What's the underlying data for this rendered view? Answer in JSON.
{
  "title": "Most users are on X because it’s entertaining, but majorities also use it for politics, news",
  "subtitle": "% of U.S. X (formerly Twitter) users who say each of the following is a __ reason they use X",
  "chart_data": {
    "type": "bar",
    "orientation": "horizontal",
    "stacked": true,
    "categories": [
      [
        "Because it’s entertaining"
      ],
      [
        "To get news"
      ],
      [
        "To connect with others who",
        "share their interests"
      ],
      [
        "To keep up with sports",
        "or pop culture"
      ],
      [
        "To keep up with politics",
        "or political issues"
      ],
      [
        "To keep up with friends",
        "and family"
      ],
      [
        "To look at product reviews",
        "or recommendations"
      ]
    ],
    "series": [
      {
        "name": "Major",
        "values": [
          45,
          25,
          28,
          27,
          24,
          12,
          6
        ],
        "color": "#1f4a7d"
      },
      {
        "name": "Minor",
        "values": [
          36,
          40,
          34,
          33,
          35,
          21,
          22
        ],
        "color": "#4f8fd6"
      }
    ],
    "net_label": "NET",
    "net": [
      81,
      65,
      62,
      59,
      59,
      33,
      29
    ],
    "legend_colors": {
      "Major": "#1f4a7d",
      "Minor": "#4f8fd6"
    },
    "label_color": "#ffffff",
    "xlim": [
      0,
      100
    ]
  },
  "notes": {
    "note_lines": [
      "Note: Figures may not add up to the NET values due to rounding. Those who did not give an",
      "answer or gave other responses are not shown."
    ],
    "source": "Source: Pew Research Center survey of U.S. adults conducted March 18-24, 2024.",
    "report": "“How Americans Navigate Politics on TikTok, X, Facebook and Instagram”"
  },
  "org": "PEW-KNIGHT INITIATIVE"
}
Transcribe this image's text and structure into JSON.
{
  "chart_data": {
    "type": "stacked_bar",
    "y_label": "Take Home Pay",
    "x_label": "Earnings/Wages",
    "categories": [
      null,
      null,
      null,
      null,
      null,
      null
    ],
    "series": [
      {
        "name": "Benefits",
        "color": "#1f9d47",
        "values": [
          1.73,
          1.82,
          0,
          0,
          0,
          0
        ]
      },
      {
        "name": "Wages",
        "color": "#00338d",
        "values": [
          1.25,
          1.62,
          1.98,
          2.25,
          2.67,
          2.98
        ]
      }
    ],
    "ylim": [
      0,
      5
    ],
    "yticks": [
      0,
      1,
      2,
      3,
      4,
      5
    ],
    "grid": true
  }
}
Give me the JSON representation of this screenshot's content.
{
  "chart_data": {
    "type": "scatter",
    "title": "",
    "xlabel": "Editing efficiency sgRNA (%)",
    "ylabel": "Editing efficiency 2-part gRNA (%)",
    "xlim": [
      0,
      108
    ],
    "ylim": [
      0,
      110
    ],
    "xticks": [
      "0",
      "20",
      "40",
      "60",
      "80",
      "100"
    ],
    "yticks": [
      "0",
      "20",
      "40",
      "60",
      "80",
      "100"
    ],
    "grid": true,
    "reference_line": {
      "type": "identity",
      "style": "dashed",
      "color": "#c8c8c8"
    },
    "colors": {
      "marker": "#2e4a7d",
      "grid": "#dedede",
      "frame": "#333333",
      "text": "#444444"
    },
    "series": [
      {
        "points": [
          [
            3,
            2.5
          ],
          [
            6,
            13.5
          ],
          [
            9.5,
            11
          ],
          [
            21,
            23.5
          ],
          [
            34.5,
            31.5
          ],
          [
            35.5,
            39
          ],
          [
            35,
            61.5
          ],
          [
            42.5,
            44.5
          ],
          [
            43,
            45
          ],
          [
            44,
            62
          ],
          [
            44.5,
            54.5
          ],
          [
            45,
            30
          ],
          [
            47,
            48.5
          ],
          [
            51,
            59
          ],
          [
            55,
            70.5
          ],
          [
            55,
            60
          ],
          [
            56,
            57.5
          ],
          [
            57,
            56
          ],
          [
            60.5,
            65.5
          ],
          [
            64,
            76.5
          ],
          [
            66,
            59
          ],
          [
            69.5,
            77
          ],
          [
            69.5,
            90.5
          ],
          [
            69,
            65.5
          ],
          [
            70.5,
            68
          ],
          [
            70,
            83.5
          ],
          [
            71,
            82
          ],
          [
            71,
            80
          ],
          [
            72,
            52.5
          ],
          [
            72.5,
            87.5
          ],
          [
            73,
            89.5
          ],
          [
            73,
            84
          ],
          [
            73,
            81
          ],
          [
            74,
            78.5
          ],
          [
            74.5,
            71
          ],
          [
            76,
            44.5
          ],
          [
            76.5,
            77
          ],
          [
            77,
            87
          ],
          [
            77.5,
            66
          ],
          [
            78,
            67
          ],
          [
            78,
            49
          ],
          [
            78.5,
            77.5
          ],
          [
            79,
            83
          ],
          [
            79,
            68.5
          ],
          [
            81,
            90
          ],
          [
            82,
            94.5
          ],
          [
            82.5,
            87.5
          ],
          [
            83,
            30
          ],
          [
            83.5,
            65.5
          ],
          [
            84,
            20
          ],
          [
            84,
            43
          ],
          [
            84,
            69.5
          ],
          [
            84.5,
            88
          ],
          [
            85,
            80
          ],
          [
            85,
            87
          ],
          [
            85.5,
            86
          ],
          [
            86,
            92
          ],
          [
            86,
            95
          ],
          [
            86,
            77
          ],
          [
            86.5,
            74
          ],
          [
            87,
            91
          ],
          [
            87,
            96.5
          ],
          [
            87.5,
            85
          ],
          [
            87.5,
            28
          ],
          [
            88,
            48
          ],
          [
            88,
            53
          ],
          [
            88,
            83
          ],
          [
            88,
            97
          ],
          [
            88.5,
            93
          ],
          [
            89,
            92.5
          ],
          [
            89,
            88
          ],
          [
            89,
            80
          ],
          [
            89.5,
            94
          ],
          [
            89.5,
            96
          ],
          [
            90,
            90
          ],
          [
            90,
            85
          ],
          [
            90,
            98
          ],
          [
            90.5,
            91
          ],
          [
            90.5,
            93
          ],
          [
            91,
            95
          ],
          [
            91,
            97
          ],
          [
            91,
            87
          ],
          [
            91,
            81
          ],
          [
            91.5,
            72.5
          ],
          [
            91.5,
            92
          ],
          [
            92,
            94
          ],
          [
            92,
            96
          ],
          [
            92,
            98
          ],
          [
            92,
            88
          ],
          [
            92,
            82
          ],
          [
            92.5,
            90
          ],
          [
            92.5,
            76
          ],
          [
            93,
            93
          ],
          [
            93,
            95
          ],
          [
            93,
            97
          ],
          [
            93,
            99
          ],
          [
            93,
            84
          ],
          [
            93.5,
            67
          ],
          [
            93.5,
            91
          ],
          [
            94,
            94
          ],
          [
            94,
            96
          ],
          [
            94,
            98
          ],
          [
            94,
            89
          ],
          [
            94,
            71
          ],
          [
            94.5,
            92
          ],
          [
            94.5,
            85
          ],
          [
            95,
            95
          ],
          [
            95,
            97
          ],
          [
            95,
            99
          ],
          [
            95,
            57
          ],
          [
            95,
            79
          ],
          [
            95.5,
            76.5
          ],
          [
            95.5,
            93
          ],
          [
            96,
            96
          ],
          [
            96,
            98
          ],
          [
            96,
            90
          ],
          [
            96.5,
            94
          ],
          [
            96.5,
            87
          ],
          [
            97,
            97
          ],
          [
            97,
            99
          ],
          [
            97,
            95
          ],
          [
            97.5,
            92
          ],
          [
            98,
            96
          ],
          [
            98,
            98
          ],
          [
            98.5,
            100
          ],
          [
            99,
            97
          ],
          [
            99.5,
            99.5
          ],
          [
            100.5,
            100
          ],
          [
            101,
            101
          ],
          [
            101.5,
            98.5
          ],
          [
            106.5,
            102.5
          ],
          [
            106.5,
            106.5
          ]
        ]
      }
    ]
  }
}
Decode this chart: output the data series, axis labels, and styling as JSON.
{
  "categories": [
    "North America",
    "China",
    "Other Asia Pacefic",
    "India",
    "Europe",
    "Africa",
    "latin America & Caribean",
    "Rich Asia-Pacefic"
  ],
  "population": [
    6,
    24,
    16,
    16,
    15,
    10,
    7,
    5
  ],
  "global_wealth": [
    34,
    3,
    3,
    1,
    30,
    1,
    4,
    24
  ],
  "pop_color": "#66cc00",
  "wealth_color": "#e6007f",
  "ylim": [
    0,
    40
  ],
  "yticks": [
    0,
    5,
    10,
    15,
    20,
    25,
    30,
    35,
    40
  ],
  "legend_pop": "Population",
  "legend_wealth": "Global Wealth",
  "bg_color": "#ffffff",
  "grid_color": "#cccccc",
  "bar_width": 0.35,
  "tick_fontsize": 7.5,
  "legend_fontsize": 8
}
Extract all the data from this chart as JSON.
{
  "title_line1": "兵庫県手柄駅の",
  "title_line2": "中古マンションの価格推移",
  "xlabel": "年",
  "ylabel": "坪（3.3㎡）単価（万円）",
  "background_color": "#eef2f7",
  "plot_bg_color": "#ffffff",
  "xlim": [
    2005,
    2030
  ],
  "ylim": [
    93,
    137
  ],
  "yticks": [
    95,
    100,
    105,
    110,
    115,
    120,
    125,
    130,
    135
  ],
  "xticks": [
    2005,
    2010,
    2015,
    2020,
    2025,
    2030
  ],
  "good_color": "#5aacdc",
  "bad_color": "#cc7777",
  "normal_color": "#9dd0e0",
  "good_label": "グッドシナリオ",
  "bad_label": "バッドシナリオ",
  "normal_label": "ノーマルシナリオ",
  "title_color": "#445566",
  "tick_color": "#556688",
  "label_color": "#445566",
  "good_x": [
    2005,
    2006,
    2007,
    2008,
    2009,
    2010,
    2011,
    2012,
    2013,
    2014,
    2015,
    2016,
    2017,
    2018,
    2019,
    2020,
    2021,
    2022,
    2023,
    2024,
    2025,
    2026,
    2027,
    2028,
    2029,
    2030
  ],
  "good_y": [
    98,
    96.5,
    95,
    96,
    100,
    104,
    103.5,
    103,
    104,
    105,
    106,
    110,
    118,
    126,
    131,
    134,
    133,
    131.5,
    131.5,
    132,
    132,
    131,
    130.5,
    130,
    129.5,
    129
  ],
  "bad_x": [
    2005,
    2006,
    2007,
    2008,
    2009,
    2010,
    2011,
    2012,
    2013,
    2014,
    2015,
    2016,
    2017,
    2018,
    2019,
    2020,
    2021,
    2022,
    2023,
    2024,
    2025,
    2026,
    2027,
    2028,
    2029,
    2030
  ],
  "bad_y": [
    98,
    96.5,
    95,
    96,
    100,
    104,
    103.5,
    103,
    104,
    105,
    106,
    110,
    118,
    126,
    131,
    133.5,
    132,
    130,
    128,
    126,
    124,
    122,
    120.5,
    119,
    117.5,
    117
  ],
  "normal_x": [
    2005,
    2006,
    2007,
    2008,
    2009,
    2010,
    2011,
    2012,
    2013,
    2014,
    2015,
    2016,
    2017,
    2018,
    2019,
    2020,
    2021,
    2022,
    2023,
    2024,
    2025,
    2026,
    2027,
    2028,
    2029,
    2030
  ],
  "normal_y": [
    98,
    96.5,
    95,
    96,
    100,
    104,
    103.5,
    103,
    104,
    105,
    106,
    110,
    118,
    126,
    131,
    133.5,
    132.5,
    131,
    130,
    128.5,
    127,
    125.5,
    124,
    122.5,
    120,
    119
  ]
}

#####

Brief →
Extract all lines from the data in which "Pacefic" is found.

Completed task →
    "Other Asia Pacefic",
    "Rich Asia-Pacefic"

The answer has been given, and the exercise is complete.